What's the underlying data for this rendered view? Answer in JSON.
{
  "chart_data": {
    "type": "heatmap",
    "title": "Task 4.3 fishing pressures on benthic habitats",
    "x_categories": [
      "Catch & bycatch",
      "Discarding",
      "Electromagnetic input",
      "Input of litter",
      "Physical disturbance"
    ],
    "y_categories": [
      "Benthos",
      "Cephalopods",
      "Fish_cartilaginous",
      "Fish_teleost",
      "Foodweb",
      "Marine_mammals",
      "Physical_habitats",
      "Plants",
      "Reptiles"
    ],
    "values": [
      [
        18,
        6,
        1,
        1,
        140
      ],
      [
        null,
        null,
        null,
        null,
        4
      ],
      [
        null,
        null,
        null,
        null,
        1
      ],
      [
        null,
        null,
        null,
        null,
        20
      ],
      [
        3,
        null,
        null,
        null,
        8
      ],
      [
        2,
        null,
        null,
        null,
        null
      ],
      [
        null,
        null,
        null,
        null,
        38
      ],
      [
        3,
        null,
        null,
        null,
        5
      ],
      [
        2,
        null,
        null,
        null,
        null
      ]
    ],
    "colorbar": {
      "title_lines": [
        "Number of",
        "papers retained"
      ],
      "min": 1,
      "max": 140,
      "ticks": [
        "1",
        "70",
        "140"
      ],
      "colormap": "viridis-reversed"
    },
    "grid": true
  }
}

**Exercise details:** Transcribe every entry exactly.

**Answer to the task:**
What's the underlying data for this rendered view? Answer in JSON.
{
  "chart_data": {
    "type": "heatmap",
    "title": "Task 4.3 fishing pressures on benthic habitats",
    "x_categories": [
      "Catch & bycatch",
      "Discarding",
      "Electromagnetic input",
      "Input of litter",
      "Physical disturbance"
    ],
    "y_categories": [
      "Benthos",
      "Cephalopods",
      "Fish_cartilaginous",
      "Fish_teleost",
      "Foodweb",
      "Marine_mammals",
      "Physical_habitats",
      "Plants",
      "Reptiles"
    ],
    "values": [
      [
        18,
        6,
        1,
        1,
        140
      ],
      [
        null,
        null,
        null,
        null,
        4
      ],
      [
        null,
        null,
        null,
        null,
        1
      ],
      [
        null,
        null,
        null,
        null,
        20
      ],
      [
        3,
        null,
        null,
        null,
        8
      ],
      [
        2,
        null,
        null,
        null,
        null
      ],
      [
        null,
        null,
        null,
        null,
        38
      ],
      [
        3,
        null,
        null,
        null,
        5
      ],
      [
        2,
        null,
        null,
        null,
        null
      ]
    ],
    "colorbar": {
      "title_lines": [
        "Number of",
        "papers retained"
      ],
      "min": 1,
      "max": 140,
      "ticks": [
        "1",
        "70",
        "140"
      ],
      "colormap": "viridis-reversed"
    },
    "grid": true
  }
}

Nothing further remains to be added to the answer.